* **Task brief**:
Read the entries below and pull out each line with the string "face".

(Stored data entries)

-*-*-

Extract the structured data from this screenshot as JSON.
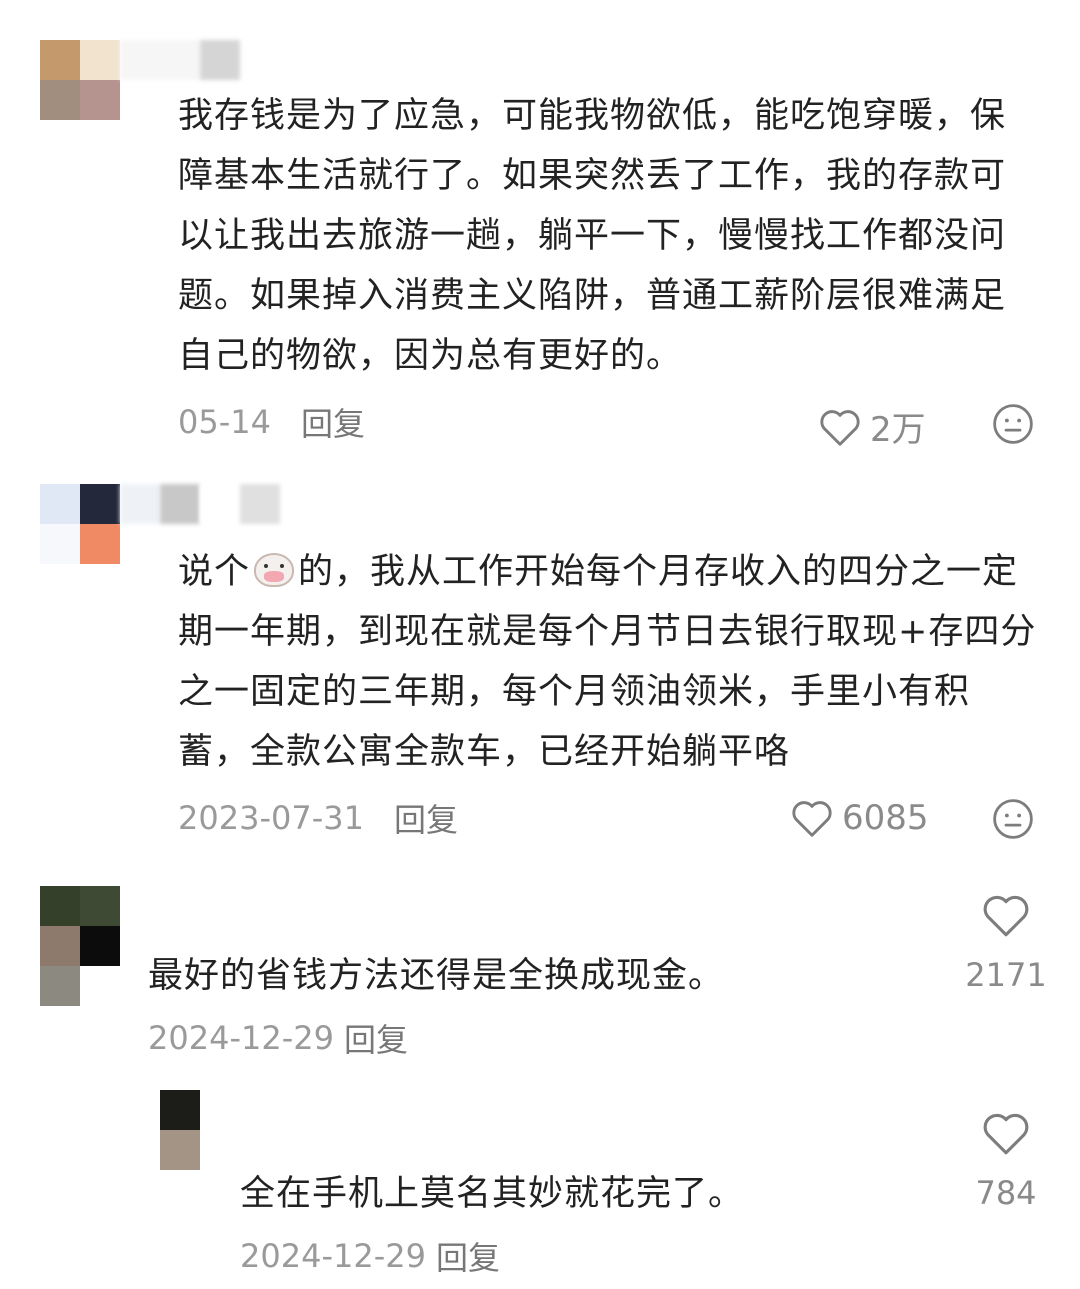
{
  "comments": [
    {
      "text": "我存钱是为了应急，可能我物欲低，能吃饱穿暖，保障基本生活就行了。如果突然丢了工作，我的存款可以让我出去旅游一趟，躺平一下，慢慢找工作都没问题。如果掉入消费主义陷阱，普通工薪阶层很难满足自己的物欲，因为总有更好的。",
      "date": "05-14",
      "reply_label": "回复",
      "likes": "2万"
    },
    {
      "text_before_emoji": "说个",
      "emoji": "cow-face-emoji",
      "text_after_emoji": "的，我从工作开始每个月存收入的四分之一定期一年期，到现在就是每个月节日去银行取现+存四分之一固定的三年期，每个月领油领米，手里小有积蓄，全款公寓全款车，已经开始躺平咯",
      "date": "2023-07-31",
      "reply_label": "回复",
      "likes": "6085"
    },
    {
      "text": "最好的省钱方法还得是全换成现金。",
      "date": "2024-12-29",
      "reply_label": "回复",
      "likes": "2171"
    },
    {
      "text": "全在手机上莫名其妙就花完了。",
      "date": "2024-12-29",
      "reply_label": "回复",
      "likes": "784"
    }
  ],
  "icons": {
    "like": "heart-outline-icon",
    "reaction": "neutral-face-icon"
  },
  "colors": {
    "text": "#222222",
    "meta": "#9a9a9a",
    "icon": "#7d7d7d"
  }
}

-*-*-

* **Exercise output**:
      "emoji": "cow-face-emoji",
    "reaction": "neutral-face-icon"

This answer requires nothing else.